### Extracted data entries

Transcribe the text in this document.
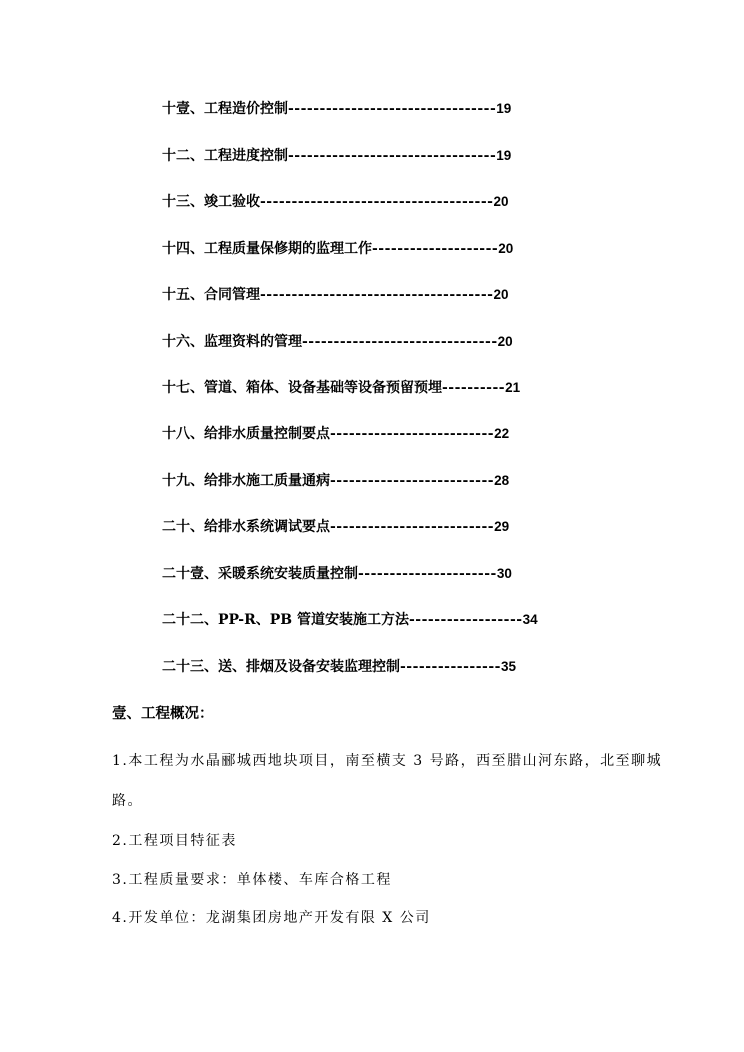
十壹、工程造价控制---------------------------------19
十二、工程进度控制---------------------------------19
十三、竣工验收-------------------------------------20
十四、工程质量保修期的监理工作--------------------20
十五、合同管理-------------------------------------20
十六、监理资料的管理-------------------------------20
十七、管道、箱体、设备基础等设备预留预埋----------21
十八、给排水质量控制要点--------------------------22
十九、给排水施工质量通病--------------------------28
二十、给排水系统调试要点--------------------------29
二十壹、采暖系统安装质量控制----------------------30
二十二、PP-R、PB 管道安装施工方法------------------34
二十三、送、排烟及设备安装监理控制----------------35
壹、工程概况：
1.本工程为水晶郦城西地块项目，南至横支 3 号路，西至腊山河东路，北至聊城
路。
2.工程项目特征表
3.工程质量要求：单体楼、车库合格工程
4.开发单位：龙湖集团房地产开发有限 X 公司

### Requirements
Pictures in the records above are not copied; print everything else exactly.

### Exercise response
Transcribe the text in this document.
十壹、工程造价控制---------------------------------19
十二、工程进度控制---------------------------------19
十三、竣工验收-------------------------------------20
十四、工程质量保修期的监理工作--------------------20
十五、合同管理-------------------------------------20
十六、监理资料的管理-------------------------------20
十七、管道、箱体、设备基础等设备预留预埋----------21
十八、给排水质量控制要点--------------------------22
十九、给排水施工质量通病--------------------------28
二十、给排水系统调试要点--------------------------29
二十壹、采暖系统安装质量控制----------------------30
二十二、PP-R、PB 管道安装施工方法------------------34
二十三、送、排烟及设备安装监理控制----------------35
壹、工程概况：
1.本工程为水晶郦城西地块项目，南至横支 3 号路，西至腊山河东路，北至聊城
路。
2.工程项目特征表
3.工程质量要求：单体楼、车库合格工程
4.开发单位：龙湖集团房地产开发有限 X 公司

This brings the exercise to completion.